§ LISTED RECORDS:
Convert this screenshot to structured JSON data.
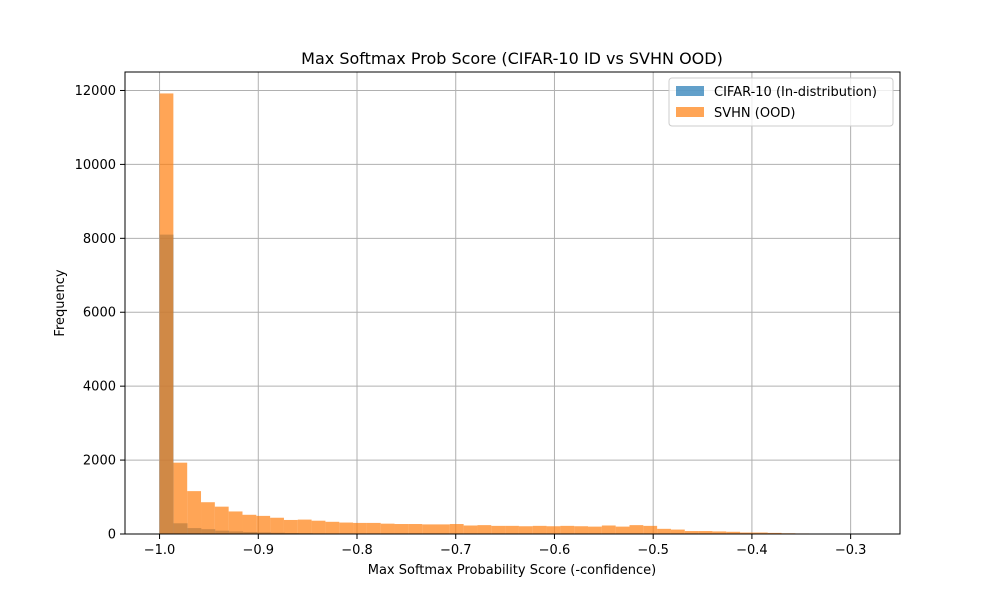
{
  "chart_data": {
    "type": "bar",
    "title": "Max Softmax Prob Score (CIFAR-10 ID vs SVHN OOD)",
    "xlabel": "Max Softmax Probability Score (-confidence)",
    "ylabel": "Frequency",
    "xlim": [
      -1.035,
      -0.25
    ],
    "ylim": [
      0,
      12500
    ],
    "x_ticks": [
      -1.0,
      -0.9,
      -0.8,
      -0.7,
      -0.6,
      -0.5,
      -0.4,
      -0.3
    ],
    "x_tick_labels": [
      "−1.0",
      "−0.9",
      "−0.8",
      "−0.7",
      "−0.6",
      "−0.5",
      "−0.4",
      "−0.3"
    ],
    "y_ticks": [
      0,
      2000,
      4000,
      6000,
      8000,
      10000,
      12000
    ],
    "y_tick_labels": [
      "0",
      "2000",
      "4000",
      "6000",
      "8000",
      "10000",
      "12000"
    ],
    "grid": true,
    "legend_position": "top-right",
    "series": [
      {
        "name": "CIFAR-10 (In-distribution)",
        "color": "#1f77b4",
        "opacity": 0.7,
        "bin_edges": [
          -1.0,
          -0.9859,
          -0.9718,
          -0.9577,
          -0.9436,
          -0.9295,
          -0.9154,
          -0.9013,
          -0.8872,
          -0.8731,
          -0.859,
          -0.8449,
          -0.8308,
          -0.8167,
          -0.8026
        ],
        "counts": [
          8100,
          290,
          160,
          130,
          90,
          70,
          55,
          45,
          35,
          25,
          20,
          15,
          12,
          8
        ]
      },
      {
        "name": "SVHN (OOD)",
        "color": "#ff7f0e",
        "opacity": 0.7,
        "bin_edges": [
          -1.0,
          -0.986,
          -0.972,
          -0.958,
          -0.944,
          -0.93,
          -0.916,
          -0.902,
          -0.888,
          -0.874,
          -0.86,
          -0.846,
          -0.832,
          -0.818,
          -0.804,
          -0.79,
          -0.776,
          -0.762,
          -0.748,
          -0.734,
          -0.72,
          -0.706,
          -0.692,
          -0.678,
          -0.664,
          -0.65,
          -0.636,
          -0.622,
          -0.608,
          -0.594,
          -0.58,
          -0.566,
          -0.552,
          -0.538,
          -0.524,
          -0.51,
          -0.496,
          -0.482,
          -0.468,
          -0.454,
          -0.44,
          -0.426,
          -0.412,
          -0.398,
          -0.384,
          -0.37,
          -0.356,
          -0.342,
          -0.328,
          -0.314,
          -0.3
        ],
        "counts": [
          11920,
          1930,
          1160,
          860,
          740,
          610,
          520,
          490,
          440,
          380,
          390,
          360,
          330,
          310,
          300,
          300,
          280,
          270,
          270,
          260,
          260,
          270,
          230,
          240,
          220,
          220,
          210,
          220,
          210,
          220,
          210,
          200,
          230,
          200,
          240,
          220,
          140,
          120,
          80,
          80,
          70,
          60,
          40,
          40,
          30,
          20,
          15,
          10,
          5,
          3
        ]
      }
    ]
  }
}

§ BRIEF: Find how many lines of the entries contain "name". Respond with the number only.

§ EXPECTED OUTPUT: 2